→ **Problem description**: Reproduce the lines below from the one that contains "Transcribe this chart's" through the end, inclusive, and add nothing.

→ **Data for this exercise**:
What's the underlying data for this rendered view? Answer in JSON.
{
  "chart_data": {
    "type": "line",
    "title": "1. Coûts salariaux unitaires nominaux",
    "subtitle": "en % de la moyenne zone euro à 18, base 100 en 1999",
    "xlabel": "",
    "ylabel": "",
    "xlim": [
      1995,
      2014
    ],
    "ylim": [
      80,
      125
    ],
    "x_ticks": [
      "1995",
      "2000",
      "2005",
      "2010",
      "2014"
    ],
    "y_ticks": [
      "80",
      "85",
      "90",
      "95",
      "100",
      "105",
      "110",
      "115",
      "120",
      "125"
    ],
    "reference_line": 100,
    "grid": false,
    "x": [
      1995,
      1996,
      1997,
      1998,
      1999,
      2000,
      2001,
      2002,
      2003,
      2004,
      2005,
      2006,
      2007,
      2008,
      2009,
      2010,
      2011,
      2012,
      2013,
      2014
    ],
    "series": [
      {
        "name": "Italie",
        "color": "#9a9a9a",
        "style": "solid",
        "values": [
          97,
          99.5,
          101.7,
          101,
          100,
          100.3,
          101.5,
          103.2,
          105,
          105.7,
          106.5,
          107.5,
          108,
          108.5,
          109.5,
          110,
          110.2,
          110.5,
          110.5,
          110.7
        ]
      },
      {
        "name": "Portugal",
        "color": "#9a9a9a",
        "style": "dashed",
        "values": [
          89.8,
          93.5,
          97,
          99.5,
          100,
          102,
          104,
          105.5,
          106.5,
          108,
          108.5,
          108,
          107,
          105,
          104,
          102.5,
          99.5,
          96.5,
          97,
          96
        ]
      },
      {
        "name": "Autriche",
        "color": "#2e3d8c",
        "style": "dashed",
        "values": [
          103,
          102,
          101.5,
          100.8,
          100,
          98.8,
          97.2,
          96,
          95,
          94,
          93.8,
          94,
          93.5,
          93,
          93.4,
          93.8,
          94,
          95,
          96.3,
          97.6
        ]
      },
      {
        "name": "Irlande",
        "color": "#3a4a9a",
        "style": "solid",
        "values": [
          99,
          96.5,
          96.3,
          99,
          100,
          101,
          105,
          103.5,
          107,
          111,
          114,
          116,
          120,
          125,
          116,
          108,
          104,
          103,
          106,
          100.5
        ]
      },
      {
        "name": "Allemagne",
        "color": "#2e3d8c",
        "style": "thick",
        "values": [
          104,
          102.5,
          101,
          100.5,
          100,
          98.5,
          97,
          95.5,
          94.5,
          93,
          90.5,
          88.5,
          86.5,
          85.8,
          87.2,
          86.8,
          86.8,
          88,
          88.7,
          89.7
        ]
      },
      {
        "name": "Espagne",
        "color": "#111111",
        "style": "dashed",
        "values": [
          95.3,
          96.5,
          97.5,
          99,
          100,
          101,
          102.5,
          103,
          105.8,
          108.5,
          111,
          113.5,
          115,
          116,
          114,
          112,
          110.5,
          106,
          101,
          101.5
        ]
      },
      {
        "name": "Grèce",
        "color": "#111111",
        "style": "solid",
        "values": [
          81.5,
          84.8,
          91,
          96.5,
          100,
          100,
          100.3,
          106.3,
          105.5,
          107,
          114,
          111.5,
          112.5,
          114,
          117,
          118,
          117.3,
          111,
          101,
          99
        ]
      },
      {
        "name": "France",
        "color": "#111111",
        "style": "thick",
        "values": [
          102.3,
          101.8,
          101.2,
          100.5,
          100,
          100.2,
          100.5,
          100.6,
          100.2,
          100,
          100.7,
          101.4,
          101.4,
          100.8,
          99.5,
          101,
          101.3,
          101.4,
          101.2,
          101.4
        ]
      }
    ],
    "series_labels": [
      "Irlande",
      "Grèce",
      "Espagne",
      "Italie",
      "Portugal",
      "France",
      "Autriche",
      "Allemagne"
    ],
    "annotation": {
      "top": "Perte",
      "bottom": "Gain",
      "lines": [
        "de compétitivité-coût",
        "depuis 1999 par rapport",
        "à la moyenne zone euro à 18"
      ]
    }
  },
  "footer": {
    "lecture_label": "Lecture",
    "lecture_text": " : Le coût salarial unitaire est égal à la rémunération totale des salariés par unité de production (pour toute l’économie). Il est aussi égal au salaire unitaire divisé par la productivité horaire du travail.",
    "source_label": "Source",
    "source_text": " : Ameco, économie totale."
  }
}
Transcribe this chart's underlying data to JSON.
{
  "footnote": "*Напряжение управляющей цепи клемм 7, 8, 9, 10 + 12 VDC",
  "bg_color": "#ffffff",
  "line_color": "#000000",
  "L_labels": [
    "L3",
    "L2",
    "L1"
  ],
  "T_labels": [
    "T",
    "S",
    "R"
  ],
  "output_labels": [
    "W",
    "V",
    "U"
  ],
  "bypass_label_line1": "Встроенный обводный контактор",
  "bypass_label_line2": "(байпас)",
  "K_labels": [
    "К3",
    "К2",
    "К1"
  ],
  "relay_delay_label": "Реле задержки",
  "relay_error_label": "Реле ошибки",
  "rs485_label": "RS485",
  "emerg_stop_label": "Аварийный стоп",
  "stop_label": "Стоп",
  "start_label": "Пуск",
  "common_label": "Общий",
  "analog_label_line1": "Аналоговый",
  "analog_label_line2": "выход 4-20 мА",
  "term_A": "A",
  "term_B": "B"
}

→ **Result of this task**:
Transcribe this chart's underlying data to JSON.
{
  "footnote": "*Напряжение управляющей цепи клемм 7, 8, 9, 10 + 12 VDC",
  "bg_color": "#ffffff",
  "line_color": "#000000",
  "L_labels": [
    "L3",
    "L2",
    "L1"
  ],
  "T_labels": [
    "T",
    "S",
    "R"
  ],
  "output_labels": [
    "W",
    "V",
    "U"
  ],
  "bypass_label_line1": "Встроенный обводный контактор",
  "bypass_label_line2": "(байпас)",
  "K_labels": [
    "К3",
    "К2",
    "К1"
  ],
  "relay_delay_label": "Реле задержки",
  "relay_error_label": "Реле ошибки",
  "rs485_label": "RS485",
  "emerg_stop_label": "Аварийный стоп",
  "stop_label": "Стоп",
  "start_label": "Пуск",
  "common_label": "Общий",
  "analog_label_line1": "Аналоговый",
  "analog_label_line2": "выход 4-20 мА",
  "term_A": "A",
  "term_B": "B"
}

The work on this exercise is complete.